--- start Records to process ---

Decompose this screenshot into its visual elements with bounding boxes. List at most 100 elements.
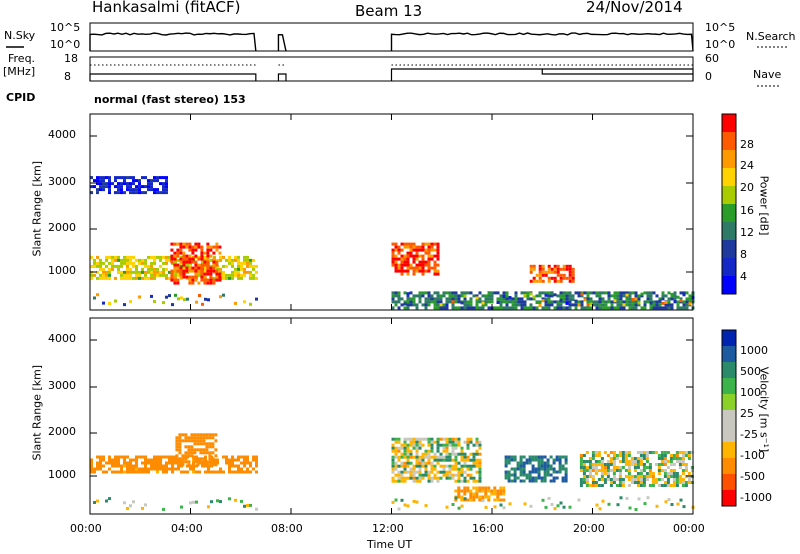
heatmap-cell <box>443 447 446 450</box>
heatmap-cell <box>187 445 190 448</box>
heatmap-cell <box>407 261 410 264</box>
heatmap-cell <box>231 265 234 268</box>
heatmap-cell <box>559 471 562 474</box>
heatmap-cell <box>545 274 548 277</box>
heatmap-cell <box>437 300 440 303</box>
heatmap-cell <box>452 477 455 480</box>
heatmap-cell <box>686 300 689 303</box>
heatmap-cell <box>129 274 132 277</box>
heatmap-cell <box>572 268 575 271</box>
heatmap-cell <box>634 469 637 472</box>
heatmap-cell <box>126 471 129 474</box>
heatmap-cell <box>595 466 598 469</box>
heatmap-cell <box>569 294 572 297</box>
heatmap-cell <box>162 262 165 265</box>
heatmap-cell <box>413 474 416 477</box>
freq-label-line1: Freq. <box>8 52 35 65</box>
heatmap-cell <box>652 472 655 475</box>
heatmap-cell <box>138 468 141 471</box>
heatmap-cell <box>404 465 407 468</box>
heatmap-cell <box>181 457 184 460</box>
heatmap-cell <box>147 271 150 274</box>
heatmap-cell <box>499 493 502 496</box>
heatmap-cell <box>179 243 182 246</box>
heatmap-cell <box>539 304 542 307</box>
heatmap-cell <box>542 268 545 271</box>
heatmap-cell <box>404 462 407 465</box>
heatmap-cell <box>599 300 602 303</box>
heatmap-cell <box>249 462 252 465</box>
heatmap-cell <box>569 268 572 271</box>
nsky-tick-low: 10^0 <box>50 38 80 51</box>
heatmap-cell <box>404 258 407 261</box>
heatmap-cell <box>535 471 538 474</box>
power-panel <box>90 176 695 309</box>
heatmap-cell <box>584 306 587 309</box>
heatmap-cell <box>187 460 190 463</box>
heatmap-cell <box>446 444 449 447</box>
heatmap-cell <box>437 459 440 462</box>
heatmap-cell <box>562 480 565 483</box>
heatmap-cell <box>476 441 479 444</box>
heatmap-cell <box>625 451 628 454</box>
heatmap-cell <box>234 271 237 274</box>
heatmap-cell <box>578 300 581 303</box>
heatmap-cell <box>188 276 191 279</box>
heatmap-cell <box>237 459 240 462</box>
heatmap-cell <box>668 300 671 303</box>
heatmap-cell <box>129 462 132 465</box>
heatmap-cell <box>671 306 674 309</box>
heatmap-cell <box>150 459 153 462</box>
heatmap-cell <box>162 471 165 474</box>
heatmap-cell <box>611 300 614 303</box>
heatmap-cell <box>653 300 656 303</box>
heatmap-cell <box>205 448 208 451</box>
heatmap-cell <box>173 276 176 279</box>
heatmap-cell <box>129 176 132 179</box>
heatmap-cell <box>599 303 602 306</box>
heatmap-cell <box>202 439 205 442</box>
heatmap-cell <box>126 262 129 265</box>
heatmap-cell <box>647 300 650 303</box>
heatmap-cell <box>198 471 201 474</box>
heatmap-cell <box>497 297 500 300</box>
heatmap-cell <box>670 475 673 478</box>
heatmap-cell <box>505 477 508 480</box>
heatmap-cell <box>419 267 422 270</box>
heatmap-cell <box>476 465 479 468</box>
heatmap-cell <box>419 480 422 483</box>
heatmap-cell <box>643 469 646 472</box>
heatmap-cell <box>211 445 214 448</box>
heatmap-cell <box>617 294 620 297</box>
heatmap-cell <box>461 480 464 483</box>
heatmap-cell <box>472 499 475 502</box>
heatmap-cell <box>195 301 198 304</box>
heatmap-cell <box>500 300 503 303</box>
heatmap-cell <box>458 438 461 441</box>
heatmap-cell <box>206 255 209 258</box>
heatmap-cell <box>472 493 475 496</box>
heatmap-cell <box>191 258 194 261</box>
heatmap-cell <box>506 303 509 306</box>
heatmap-cell <box>593 300 596 303</box>
heatmap-cell <box>398 249 401 252</box>
heatmap-cell <box>638 294 641 297</box>
heatmap-cell <box>404 447 407 450</box>
heatmap-cell <box>422 267 425 270</box>
heatmap-cell <box>470 306 473 309</box>
heatmap-cell <box>653 306 656 309</box>
heatmap-cell <box>578 499 581 502</box>
heatmap-cell <box>206 246 209 249</box>
heatmap-cell <box>398 459 401 462</box>
heatmap-cell <box>120 271 123 274</box>
heatmap-cell <box>135 468 138 471</box>
nsearch-tick-low: 10^0 <box>705 38 735 51</box>
heatmap-cell <box>550 480 553 483</box>
heatmap-cell <box>580 454 583 457</box>
heatmap-cell <box>186 298 189 301</box>
power-ytick-3000: 3000 <box>48 175 76 188</box>
heatmap-cell <box>580 481 583 484</box>
heatmap-cell <box>117 271 120 274</box>
heatmap-cell <box>126 274 129 277</box>
heatmap-cell <box>655 481 658 484</box>
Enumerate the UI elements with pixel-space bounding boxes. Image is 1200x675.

--- end Records to process ---

• Task directions
Change "heatmap-cell" to "grid-square" everywhere in the material above, keeping every other line as it is and leaving out the pictures.

• Exercise output
Decompose this screenshot into its visual elements with bounding boxes. List at most 100 elements.
grid-square <box>443 447 446 450</box>
grid-square <box>187 445 190 448</box>
grid-square <box>407 261 410 264</box>
grid-square <box>231 265 234 268</box>
grid-square <box>559 471 562 474</box>
grid-square <box>545 274 548 277</box>
grid-square <box>437 300 440 303</box>
grid-square <box>452 477 455 480</box>
grid-square <box>686 300 689 303</box>
grid-square <box>129 274 132 277</box>
grid-square <box>572 268 575 271</box>
grid-square <box>634 469 637 472</box>
grid-square <box>126 471 129 474</box>
grid-square <box>595 466 598 469</box>
grid-square <box>569 294 572 297</box>
grid-square <box>162 262 165 265</box>
grid-square <box>413 474 416 477</box>
freq-label-line1: Freq. <box>8 52 35 65</box>
grid-square <box>652 472 655 475</box>
grid-square <box>138 468 141 471</box>
grid-square <box>404 465 407 468</box>
grid-square <box>181 457 184 460</box>
grid-square <box>147 271 150 274</box>
grid-square <box>499 493 502 496</box>
grid-square <box>179 243 182 246</box>
grid-square <box>539 304 542 307</box>
grid-square <box>542 268 545 271</box>
grid-square <box>404 462 407 465</box>
grid-square <box>599 300 602 303</box>
grid-square <box>249 462 252 465</box>
grid-square <box>569 268 572 271</box>
nsky-tick-low: 10^0 <box>50 38 80 51</box>
grid-square <box>404 258 407 261</box>
grid-square <box>535 471 538 474</box>
power-panel <box>90 176 695 309</box>
grid-square <box>584 306 587 309</box>
grid-square <box>187 460 190 463</box>
grid-square <box>446 444 449 447</box>
grid-square <box>437 459 440 462</box>
grid-square <box>562 480 565 483</box>
grid-square <box>476 441 479 444</box>
grid-square <box>625 451 628 454</box>
grid-square <box>234 271 237 274</box>
grid-square <box>578 300 581 303</box>
grid-square <box>188 276 191 279</box>
grid-square <box>237 459 240 462</box>
grid-square <box>668 300 671 303</box>
grid-square <box>129 462 132 465</box>
grid-square <box>671 306 674 309</box>
grid-square <box>150 459 153 462</box>
grid-square <box>162 471 165 474</box>
grid-square <box>611 300 614 303</box>
grid-square <box>653 300 656 303</box>
grid-square <box>205 448 208 451</box>
grid-square <box>173 276 176 279</box>
grid-square <box>129 176 132 179</box>
grid-square <box>599 303 602 306</box>
grid-square <box>202 439 205 442</box>
grid-square <box>126 262 129 265</box>
grid-square <box>647 300 650 303</box>
grid-square <box>198 471 201 474</box>
grid-square <box>497 297 500 300</box>
grid-square <box>670 475 673 478</box>
grid-square <box>505 477 508 480</box>
grid-square <box>419 267 422 270</box>
grid-square <box>476 465 479 468</box>
grid-square <box>419 480 422 483</box>
grid-square <box>643 469 646 472</box>
grid-square <box>211 445 214 448</box>
grid-square <box>617 294 620 297</box>
grid-square <box>461 480 464 483</box>
grid-square <box>472 499 475 502</box>
grid-square <box>195 301 198 304</box>
grid-square <box>500 300 503 303</box>
grid-square <box>458 438 461 441</box>
grid-square <box>206 255 209 258</box>
grid-square <box>472 493 475 496</box>
grid-square <box>191 258 194 261</box>
grid-square <box>506 303 509 306</box>
grid-square <box>593 300 596 303</box>
grid-square <box>398 249 401 252</box>
grid-square <box>638 294 641 297</box>
grid-square <box>404 447 407 450</box>
grid-square <box>422 267 425 270</box>
grid-square <box>470 306 473 309</box>
grid-square <box>653 306 656 309</box>
grid-square <box>578 499 581 502</box>
grid-square <box>206 246 209 249</box>
grid-square <box>398 459 401 462</box>
grid-square <box>120 271 123 274</box>
grid-square <box>135 468 138 471</box>
nsearch-tick-low: 10^0 <box>705 38 735 51</box>
grid-square <box>550 480 553 483</box>
grid-square <box>580 454 583 457</box>
grid-square <box>186 298 189 301</box>
power-ytick-3000: 3000 <box>48 175 76 188</box>
grid-square <box>580 481 583 484</box>
grid-square <box>117 271 120 274</box>
grid-square <box>126 274 129 277</box>
grid-square <box>655 481 658 484</box>
Enumerate the UI elements with pixel-space bounding boxes. Image is 1200x675.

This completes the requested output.